## WHAT TO DO
Pull out every line of the material from its beginning up to and including the line with "- callout-box: [414, 121, 447, 140]", and reproduce those lines exactly.

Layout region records
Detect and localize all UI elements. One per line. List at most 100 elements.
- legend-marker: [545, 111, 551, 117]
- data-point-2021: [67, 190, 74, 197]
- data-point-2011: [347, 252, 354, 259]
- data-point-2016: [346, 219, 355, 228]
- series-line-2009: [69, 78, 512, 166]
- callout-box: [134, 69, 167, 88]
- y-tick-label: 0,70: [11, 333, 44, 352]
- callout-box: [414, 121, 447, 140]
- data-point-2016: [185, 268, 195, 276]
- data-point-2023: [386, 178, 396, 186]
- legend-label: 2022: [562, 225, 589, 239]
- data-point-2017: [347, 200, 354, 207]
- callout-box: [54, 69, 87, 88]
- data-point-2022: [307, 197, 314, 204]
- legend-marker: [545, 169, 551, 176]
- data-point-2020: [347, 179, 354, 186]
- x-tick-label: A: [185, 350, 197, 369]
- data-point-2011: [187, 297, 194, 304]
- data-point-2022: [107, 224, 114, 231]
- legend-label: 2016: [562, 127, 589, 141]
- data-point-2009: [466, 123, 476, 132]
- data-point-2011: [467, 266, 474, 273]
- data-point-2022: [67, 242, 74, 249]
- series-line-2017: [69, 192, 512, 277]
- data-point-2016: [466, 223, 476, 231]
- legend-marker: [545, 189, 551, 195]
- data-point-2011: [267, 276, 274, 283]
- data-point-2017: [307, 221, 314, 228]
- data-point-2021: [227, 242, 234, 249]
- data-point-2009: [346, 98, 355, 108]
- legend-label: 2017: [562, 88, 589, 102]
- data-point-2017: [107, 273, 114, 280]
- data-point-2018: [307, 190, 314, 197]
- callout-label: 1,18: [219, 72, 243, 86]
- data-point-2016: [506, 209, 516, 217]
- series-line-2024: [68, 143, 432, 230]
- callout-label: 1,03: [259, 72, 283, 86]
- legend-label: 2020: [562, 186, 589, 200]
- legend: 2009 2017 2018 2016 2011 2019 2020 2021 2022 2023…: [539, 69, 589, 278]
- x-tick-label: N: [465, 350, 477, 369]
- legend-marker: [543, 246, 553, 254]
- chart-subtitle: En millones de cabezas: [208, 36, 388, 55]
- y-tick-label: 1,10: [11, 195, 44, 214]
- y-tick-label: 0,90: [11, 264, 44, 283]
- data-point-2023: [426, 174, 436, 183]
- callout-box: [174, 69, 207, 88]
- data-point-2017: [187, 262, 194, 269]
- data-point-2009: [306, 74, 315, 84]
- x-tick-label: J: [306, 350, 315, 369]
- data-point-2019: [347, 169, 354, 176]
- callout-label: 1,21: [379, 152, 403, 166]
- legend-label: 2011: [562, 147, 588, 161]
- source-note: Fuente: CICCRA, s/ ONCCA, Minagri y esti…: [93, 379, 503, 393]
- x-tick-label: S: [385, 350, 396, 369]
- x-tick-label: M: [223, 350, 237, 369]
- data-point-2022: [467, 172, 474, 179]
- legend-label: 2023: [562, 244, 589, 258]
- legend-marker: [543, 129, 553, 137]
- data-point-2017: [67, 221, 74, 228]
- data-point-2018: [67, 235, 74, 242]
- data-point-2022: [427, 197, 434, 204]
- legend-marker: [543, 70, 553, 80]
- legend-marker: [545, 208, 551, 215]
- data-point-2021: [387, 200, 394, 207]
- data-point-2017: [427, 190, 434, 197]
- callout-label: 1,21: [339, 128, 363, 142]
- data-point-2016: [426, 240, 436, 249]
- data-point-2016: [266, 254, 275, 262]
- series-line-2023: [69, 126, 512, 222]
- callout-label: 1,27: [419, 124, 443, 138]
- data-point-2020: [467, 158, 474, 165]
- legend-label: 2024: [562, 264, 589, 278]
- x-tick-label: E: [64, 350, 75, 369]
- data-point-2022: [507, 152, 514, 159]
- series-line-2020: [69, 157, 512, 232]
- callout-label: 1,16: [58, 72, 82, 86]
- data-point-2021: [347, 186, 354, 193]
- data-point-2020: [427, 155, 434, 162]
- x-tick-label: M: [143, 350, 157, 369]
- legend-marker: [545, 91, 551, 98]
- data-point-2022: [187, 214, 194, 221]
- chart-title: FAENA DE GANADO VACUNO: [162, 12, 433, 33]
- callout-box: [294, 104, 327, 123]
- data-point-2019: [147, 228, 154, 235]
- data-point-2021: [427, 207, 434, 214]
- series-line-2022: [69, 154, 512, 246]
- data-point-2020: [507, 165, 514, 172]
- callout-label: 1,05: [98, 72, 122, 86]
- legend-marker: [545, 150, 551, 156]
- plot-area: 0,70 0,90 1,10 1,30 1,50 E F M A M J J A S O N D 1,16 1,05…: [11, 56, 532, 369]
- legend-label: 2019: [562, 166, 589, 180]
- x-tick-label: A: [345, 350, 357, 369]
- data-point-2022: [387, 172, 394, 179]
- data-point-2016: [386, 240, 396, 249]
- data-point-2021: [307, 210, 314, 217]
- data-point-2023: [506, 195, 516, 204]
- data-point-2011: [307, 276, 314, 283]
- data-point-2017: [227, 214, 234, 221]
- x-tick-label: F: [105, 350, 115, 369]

## TASK OUTPUT
Detect and localize all UI elements. One per line. List at most 100 elements.
- legend-marker: [545, 111, 551, 117]
- data-point-2021: [67, 190, 74, 197]
- data-point-2011: [347, 252, 354, 259]
- data-point-2016: [346, 219, 355, 228]
- series-line-2009: [69, 78, 512, 166]
- callout-box: [134, 69, 167, 88]
- y-tick-label: 0,70: [11, 333, 44, 352]
- callout-box: [414, 121, 447, 140]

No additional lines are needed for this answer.